-- start of Working data --

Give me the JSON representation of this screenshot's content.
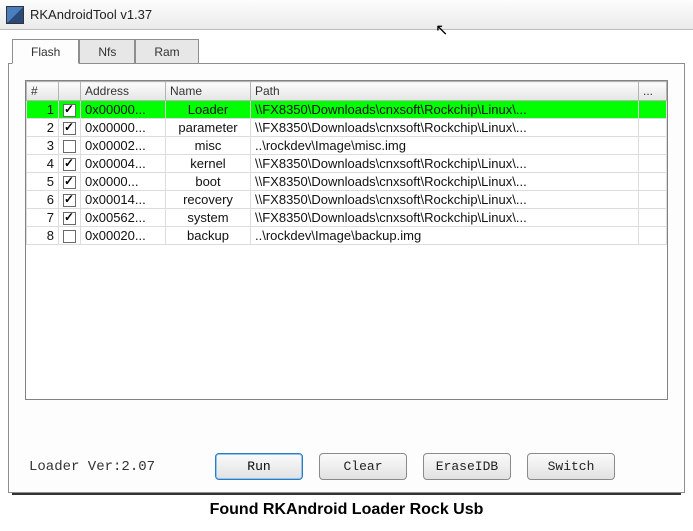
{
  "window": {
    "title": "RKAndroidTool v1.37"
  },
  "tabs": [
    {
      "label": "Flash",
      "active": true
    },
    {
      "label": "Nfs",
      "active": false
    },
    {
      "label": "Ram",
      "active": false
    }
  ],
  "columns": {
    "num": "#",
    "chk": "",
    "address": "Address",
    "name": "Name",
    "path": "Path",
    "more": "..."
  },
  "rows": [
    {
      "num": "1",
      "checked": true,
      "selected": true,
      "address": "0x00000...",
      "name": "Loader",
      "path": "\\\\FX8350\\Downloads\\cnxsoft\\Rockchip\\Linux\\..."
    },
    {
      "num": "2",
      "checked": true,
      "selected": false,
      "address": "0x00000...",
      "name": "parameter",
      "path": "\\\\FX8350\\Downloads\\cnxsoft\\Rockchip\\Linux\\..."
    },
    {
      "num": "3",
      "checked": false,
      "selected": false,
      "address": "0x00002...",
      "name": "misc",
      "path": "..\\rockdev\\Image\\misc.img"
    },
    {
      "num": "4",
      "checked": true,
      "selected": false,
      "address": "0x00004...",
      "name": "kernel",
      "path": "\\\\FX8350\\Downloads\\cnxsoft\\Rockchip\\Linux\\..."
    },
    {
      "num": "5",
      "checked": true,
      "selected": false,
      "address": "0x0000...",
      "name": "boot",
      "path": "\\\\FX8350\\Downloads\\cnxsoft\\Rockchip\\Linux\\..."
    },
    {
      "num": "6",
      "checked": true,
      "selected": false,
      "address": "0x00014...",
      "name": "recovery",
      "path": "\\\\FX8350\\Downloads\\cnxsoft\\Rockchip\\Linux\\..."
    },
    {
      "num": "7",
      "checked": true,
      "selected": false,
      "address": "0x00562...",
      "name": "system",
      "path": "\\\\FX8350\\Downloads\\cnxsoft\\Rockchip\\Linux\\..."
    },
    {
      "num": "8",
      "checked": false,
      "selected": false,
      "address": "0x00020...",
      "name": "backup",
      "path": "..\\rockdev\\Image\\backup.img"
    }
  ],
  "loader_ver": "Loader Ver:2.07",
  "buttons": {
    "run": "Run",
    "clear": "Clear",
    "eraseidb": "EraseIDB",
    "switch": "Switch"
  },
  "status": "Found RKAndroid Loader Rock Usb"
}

-- end of Working data --

▶ **Your instructions**:
Write out every line of the preceding listing that contains "Loader".

▶ **Solved exercise**:
      "name": "Loader",
  "loader_ver": "Loader Ver:2.07",
  "status": "Found RKAndroid Loader Rock Usb"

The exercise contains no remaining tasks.